ENTRIES PROVIDED:
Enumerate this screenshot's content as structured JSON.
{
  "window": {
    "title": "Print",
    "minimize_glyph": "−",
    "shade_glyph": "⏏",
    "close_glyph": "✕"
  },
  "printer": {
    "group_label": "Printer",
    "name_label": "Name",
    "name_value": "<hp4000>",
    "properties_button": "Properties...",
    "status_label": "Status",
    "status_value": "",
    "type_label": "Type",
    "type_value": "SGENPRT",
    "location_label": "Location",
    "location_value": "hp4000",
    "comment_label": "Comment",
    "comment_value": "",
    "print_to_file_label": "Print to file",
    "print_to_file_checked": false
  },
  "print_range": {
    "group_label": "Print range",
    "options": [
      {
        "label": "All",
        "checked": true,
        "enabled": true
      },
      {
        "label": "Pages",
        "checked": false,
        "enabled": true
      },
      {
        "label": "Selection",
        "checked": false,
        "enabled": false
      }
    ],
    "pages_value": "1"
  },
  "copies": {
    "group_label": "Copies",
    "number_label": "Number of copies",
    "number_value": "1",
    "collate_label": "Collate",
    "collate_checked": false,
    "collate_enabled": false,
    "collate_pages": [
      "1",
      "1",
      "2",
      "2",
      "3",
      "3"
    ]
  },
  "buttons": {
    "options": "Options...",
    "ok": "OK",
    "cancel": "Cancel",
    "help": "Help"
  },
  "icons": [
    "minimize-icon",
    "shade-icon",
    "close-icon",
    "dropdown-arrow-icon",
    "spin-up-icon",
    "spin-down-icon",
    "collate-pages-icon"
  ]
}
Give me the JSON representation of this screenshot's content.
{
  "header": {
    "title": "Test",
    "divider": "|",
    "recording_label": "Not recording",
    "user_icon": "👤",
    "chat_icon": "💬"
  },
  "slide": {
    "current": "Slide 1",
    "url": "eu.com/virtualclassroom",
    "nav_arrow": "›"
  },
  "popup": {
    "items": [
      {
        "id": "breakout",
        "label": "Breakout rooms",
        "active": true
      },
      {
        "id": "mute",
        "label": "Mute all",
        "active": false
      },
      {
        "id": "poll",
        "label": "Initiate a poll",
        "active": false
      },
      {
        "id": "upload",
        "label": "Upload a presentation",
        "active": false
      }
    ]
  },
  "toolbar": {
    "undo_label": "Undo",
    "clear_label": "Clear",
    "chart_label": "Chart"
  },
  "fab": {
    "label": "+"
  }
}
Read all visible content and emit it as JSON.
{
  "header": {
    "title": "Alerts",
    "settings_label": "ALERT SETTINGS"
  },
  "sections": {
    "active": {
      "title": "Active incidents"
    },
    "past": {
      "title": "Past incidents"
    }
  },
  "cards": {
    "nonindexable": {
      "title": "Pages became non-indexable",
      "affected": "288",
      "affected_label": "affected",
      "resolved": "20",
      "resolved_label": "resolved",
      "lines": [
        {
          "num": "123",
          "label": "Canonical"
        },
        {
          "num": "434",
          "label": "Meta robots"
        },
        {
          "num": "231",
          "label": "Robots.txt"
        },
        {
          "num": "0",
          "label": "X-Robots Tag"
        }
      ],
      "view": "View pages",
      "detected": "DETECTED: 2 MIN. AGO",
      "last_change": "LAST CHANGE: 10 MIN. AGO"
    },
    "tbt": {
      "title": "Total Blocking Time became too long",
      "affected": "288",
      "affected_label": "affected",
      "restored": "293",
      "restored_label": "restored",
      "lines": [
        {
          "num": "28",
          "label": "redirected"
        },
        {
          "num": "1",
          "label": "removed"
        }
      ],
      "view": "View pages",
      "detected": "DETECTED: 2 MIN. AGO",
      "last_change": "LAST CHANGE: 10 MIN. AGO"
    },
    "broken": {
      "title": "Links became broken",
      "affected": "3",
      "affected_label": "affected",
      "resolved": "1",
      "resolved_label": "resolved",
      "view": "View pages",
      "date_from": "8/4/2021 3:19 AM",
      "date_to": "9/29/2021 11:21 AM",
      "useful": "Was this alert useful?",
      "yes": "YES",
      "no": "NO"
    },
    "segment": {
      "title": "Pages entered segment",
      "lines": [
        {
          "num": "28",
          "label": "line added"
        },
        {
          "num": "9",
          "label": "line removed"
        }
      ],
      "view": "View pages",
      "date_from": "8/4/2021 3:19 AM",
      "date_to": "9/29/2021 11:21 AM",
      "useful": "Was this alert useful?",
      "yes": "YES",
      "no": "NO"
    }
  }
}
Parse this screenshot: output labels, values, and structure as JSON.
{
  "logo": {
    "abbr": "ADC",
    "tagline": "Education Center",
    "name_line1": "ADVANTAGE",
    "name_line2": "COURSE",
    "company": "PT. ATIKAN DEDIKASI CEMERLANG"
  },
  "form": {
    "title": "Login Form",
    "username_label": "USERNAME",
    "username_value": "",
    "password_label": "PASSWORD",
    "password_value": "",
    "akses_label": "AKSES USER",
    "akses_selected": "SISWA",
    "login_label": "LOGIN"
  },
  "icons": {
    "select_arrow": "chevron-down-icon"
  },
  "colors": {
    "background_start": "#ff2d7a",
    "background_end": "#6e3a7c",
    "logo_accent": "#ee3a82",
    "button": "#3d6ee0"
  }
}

GOAL OF THE EXERCISE: Give every line of the material again, exactly as it reads.

OUTPUT FOR THIS EXERCISE:
Enumerate this screenshot's content as structured JSON.
{
  "window": {
    "title": "Print",
    "minimize_glyph": "−",
    "shade_glyph": "⏏",
    "close_glyph": "✕"
  },
  "printer": {
    "group_label": "Printer",
    "name_label": "Name",
    "name_value": "<hp4000>",
    "properties_button": "Properties...",
    "status_label": "Status",
    "status_value": "",
    "type_label": "Type",
    "type_value": "SGENPRT",
    "location_label": "Location",
    "location_value": "hp4000",
    "comment_label": "Comment",
    "comment_value": "",
    "print_to_file_label": "Print to file",
    "print_to_file_checked": false
  },
  "print_range": {
    "group_label": "Print range",
    "options": [
      {
        "label": "All",
        "checked": true,
        "enabled": true
      },
      {
        "label": "Pages",
        "checked": false,
        "enabled": true
      },
      {
        "label": "Selection",
        "checked": false,
        "enabled": false
      }
    ],
    "pages_value": "1"
  },
  "copies": {
    "group_label": "Copies",
    "number_label": "Number of copies",
    "number_value": "1",
    "collate_label": "Collate",
    "collate_checked": false,
    "collate_enabled": false,
    "collate_pages": [
      "1",
      "1",
      "2",
      "2",
      "3",
      "3"
    ]
  },
  "buttons": {
    "options": "Options...",
    "ok": "OK",
    "cancel": "Cancel",
    "help": "Help"
  },
  "icons": [
    "minimize-icon",
    "shade-icon",
    "close-icon",
    "dropdown-arrow-icon",
    "spin-up-icon",
    "spin-down-icon",
    "collate-pages-icon"
  ]
}
Give me the JSON representation of this screenshot's content.
{
  "header": {
    "title": "Test",
    "divider": "|",
    "recording_label": "Not recording",
    "user_icon": "👤",
    "chat_icon": "💬"
  },
  "slide": {
    "current": "Slide 1",
    "url": "eu.com/virtualclassroom",
    "nav_arrow": "›"
  },
  "popup": {
    "items": [
      {
        "id": "breakout",
        "label": "Breakout rooms",
        "active": true
      },
      {
        "id": "mute",
        "label": "Mute all",
        "active": false
      },
      {
        "id": "poll",
        "label": "Initiate a poll",
        "active": false
      },
      {
        "id": "upload",
        "label": "Upload a presentation",
        "active": false
      }
    ]
  },
  "toolbar": {
    "undo_label": "Undo",
    "clear_label": "Clear",
    "chart_label": "Chart"
  },
  "fab": {
    "label": "+"
  }
}
Read all visible content and emit it as JSON.
{
  "header": {
    "title": "Alerts",
    "settings_label": "ALERT SETTINGS"
  },
  "sections": {
    "active": {
      "title": "Active incidents"
    },
    "past": {
      "title": "Past incidents"
    }
  },
  "cards": {
    "nonindexable": {
      "title": "Pages became non-indexable",
      "affected": "288",
      "affected_label": "affected",
      "resolved": "20",
      "resolved_label": "resolved",
      "lines": [
        {
          "num": "123",
          "label": "Canonical"
        },
        {
          "num": "434",
          "label": "Meta robots"
        },
        {
          "num": "231",
          "label": "Robots.txt"
        },
        {
          "num": "0",
          "label": "X-Robots Tag"
        }
      ],
      "view": "View pages",
      "detected": "DETECTED: 2 MIN. AGO",
      "last_change": "LAST CHANGE: 10 MIN. AGO"
    },
    "tbt": {
      "title": "Total Blocking Time became too long",
      "affected": "288",
      "affected_label": "affected",
      "restored": "293",
      "restored_label": "restored",
      "lines": [
        {
          "num": "28",
          "label": "redirected"
        },
        {
          "num": "1",
          "label": "removed"
        }
      ],
      "view": "View pages",
      "detected": "DETECTED: 2 MIN. AGO",
      "last_change": "LAST CHANGE: 10 MIN. AGO"
    },
    "broken": {
      "title": "Links became broken",
      "affected": "3",
      "affected_label": "affected",
      "resolved": "1",
      "resolved_label": "resolved",
      "view": "View pages",
      "date_from": "8/4/2021 3:19 AM",
      "date_to": "9/29/2021 11:21 AM",
      "useful": "Was this alert useful?",
      "yes": "YES",
      "no": "NO"
    },
    "segment": {
      "title": "Pages entered segment",
      "lines": [
        {
          "num": "28",
          "label": "line added"
        },
        {
          "num": "9",
          "label": "line removed"
        }
      ],
      "view": "View pages",
      "date_from": "8/4/2021 3:19 AM",
      "date_to": "9/29/2021 11:21 AM",
      "useful": "Was this alert useful?",
      "yes": "YES",
      "no": "NO"
    }
  }
}
Parse this screenshot: output labels, values, and structure as JSON.
{
  "logo": {
    "abbr": "ADC",
    "tagline": "Education Center",
    "name_line1": "ADVANTAGE",
    "name_line2": "COURSE",
    "company": "PT. ATIKAN DEDIKASI CEMERLANG"
  },
  "form": {
    "title": "Login Form",
    "username_label": "USERNAME",
    "username_value": "",
    "password_label": "PASSWORD",
    "password_value": "",
    "akses_label": "AKSES USER",
    "akses_selected": "SISWA",
    "login_label": "LOGIN"
  },
  "icons": {
    "select_arrow": "chevron-down-icon"
  },
  "colors": {
    "background_start": "#ff2d7a",
    "background_end": "#6e3a7c",
    "logo_accent": "#ee3a82",
    "button": "#3d6ee0"
  }
}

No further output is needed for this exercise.